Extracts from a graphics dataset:
╭──

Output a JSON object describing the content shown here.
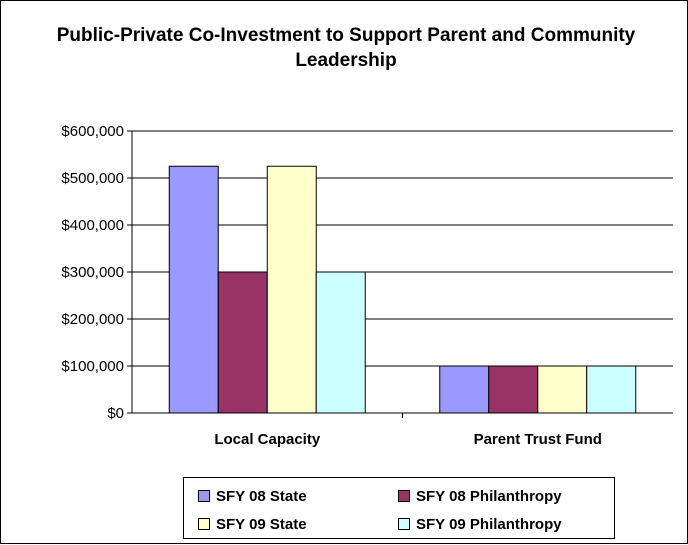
{
  "chart_data": {
    "type": "bar",
    "title": "Public-Private Co-Investment to Support Parent and Community Leadership",
    "categories": [
      "Local Capacity",
      "Parent Trust Fund"
    ],
    "series": [
      {
        "name": "SFY 08 State",
        "values": [
          525000,
          100000
        ],
        "color": "#9999ff"
      },
      {
        "name": "SFY 08 Philanthropy",
        "values": [
          300000,
          100000
        ],
        "color": "#993366"
      },
      {
        "name": "SFY 09 State",
        "values": [
          525000,
          100000
        ],
        "color": "#ffffcc"
      },
      {
        "name": "SFY 09 Philanthropy",
        "values": [
          300000,
          100000
        ],
        "color": "#ccffff"
      }
    ],
    "yticks": [
      "$0",
      "$100,000",
      "$200,000",
      "$300,000",
      "$400,000",
      "$500,000",
      "$600,000"
    ],
    "ylim": [
      0,
      600000
    ],
    "grid": true,
    "legend_position": "bottom"
  }
}
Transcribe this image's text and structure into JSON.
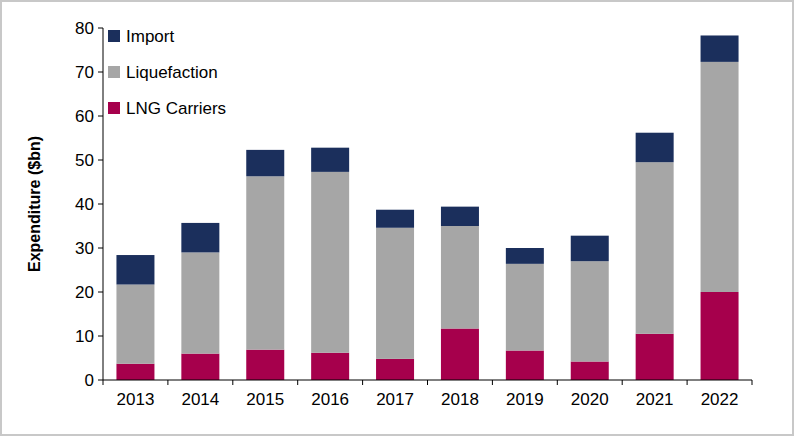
{
  "chart_data": {
    "type": "bar",
    "stacked": true,
    "y_label": "Expenditure ($bn)",
    "categories": [
      "2013",
      "2014",
      "2015",
      "2016",
      "2017",
      "2018",
      "2019",
      "2020",
      "2021",
      "2022"
    ],
    "series": [
      {
        "name": "LNG Carriers",
        "color": "#a6004c",
        "values": [
          3.7,
          6.0,
          6.9,
          6.2,
          4.8,
          11.7,
          6.7,
          4.2,
          10.5,
          20.0
        ]
      },
      {
        "name": "Liquefaction",
        "color": "#a6a6a6",
        "values": [
          18.0,
          23.0,
          39.4,
          41.1,
          29.8,
          23.3,
          19.7,
          22.8,
          39.0,
          52.3
        ]
      },
      {
        "name": "Import",
        "color": "#1b2f5c",
        "values": [
          6.7,
          6.7,
          6.0,
          5.5,
          4.1,
          4.4,
          3.6,
          5.8,
          6.7,
          6.0
        ]
      }
    ],
    "ylim": [
      0,
      80
    ],
    "yticks": [
      0,
      10,
      20,
      30,
      40,
      50,
      60,
      70,
      80
    ],
    "legend": "top-left"
  }
}
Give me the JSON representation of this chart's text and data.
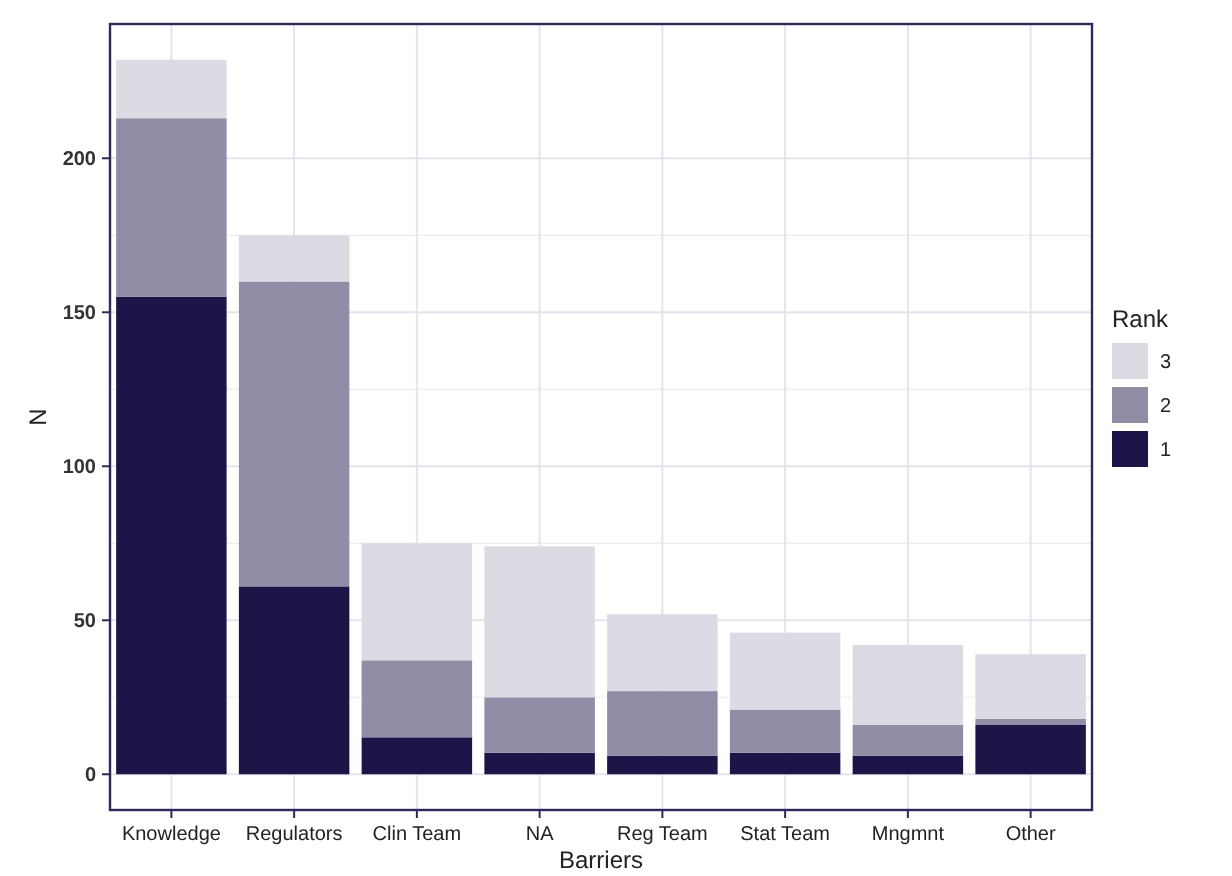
{
  "chart_data": {
    "type": "bar",
    "stacked": true,
    "xlabel": "Barriers",
    "ylabel": "N",
    "legend_title": "Rank",
    "legend": "right",
    "grid": true,
    "categories": [
      "Knowledge",
      "Regulators",
      "Clin Team",
      "NA",
      "Reg Team",
      "Stat Team",
      "Mngmnt",
      "Other"
    ],
    "series": [
      {
        "name": "1",
        "color": "#1c1548",
        "values": [
          155,
          61,
          12,
          7,
          6,
          7,
          6,
          16
        ]
      },
      {
        "name": "2",
        "color": "#908ea6",
        "values": [
          58,
          99,
          25,
          18,
          21,
          14,
          10,
          2
        ]
      },
      {
        "name": "3",
        "color": "#dcdbe3",
        "values": [
          19,
          15,
          38,
          49,
          25,
          25,
          26,
          21
        ]
      }
    ],
    "ylim": [
      -11.6,
      243.6
    ],
    "yticks": [
      0,
      50,
      100,
      150,
      200
    ]
  }
}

╰──

EXERCISE:
Only what runs from the line containing "Give me the" through the end of the entries above should be extracted, exactly and without pictures.

RIGHT ANSWER:
Give me the JSON representation of this chart's text and data.
{
  "chart_data": {
    "type": "bar",
    "stacked": true,
    "xlabel": "Barriers",
    "ylabel": "N",
    "legend_title": "Rank",
    "legend": "right",
    "grid": true,
    "categories": [
      "Knowledge",
      "Regulators",
      "Clin Team",
      "NA",
      "Reg Team",
      "Stat Team",
      "Mngmnt",
      "Other"
    ],
    "series": [
      {
        "name": "1",
        "color": "#1c1548",
        "values": [
          155,
          61,
          12,
          7,
          6,
          7,
          6,
          16
        ]
      },
      {
        "name": "2",
        "color": "#908ea6",
        "values": [
          58,
          99,
          25,
          18,
          21,
          14,
          10,
          2
        ]
      },
      {
        "name": "3",
        "color": "#dcdbe3",
        "values": [
          19,
          15,
          38,
          49,
          25,
          25,
          26,
          21
        ]
      }
    ],
    "ylim": [
      -11.6,
      243.6
    ],
    "yticks": [
      0,
      50,
      100,
      150,
      200
    ]
  }
}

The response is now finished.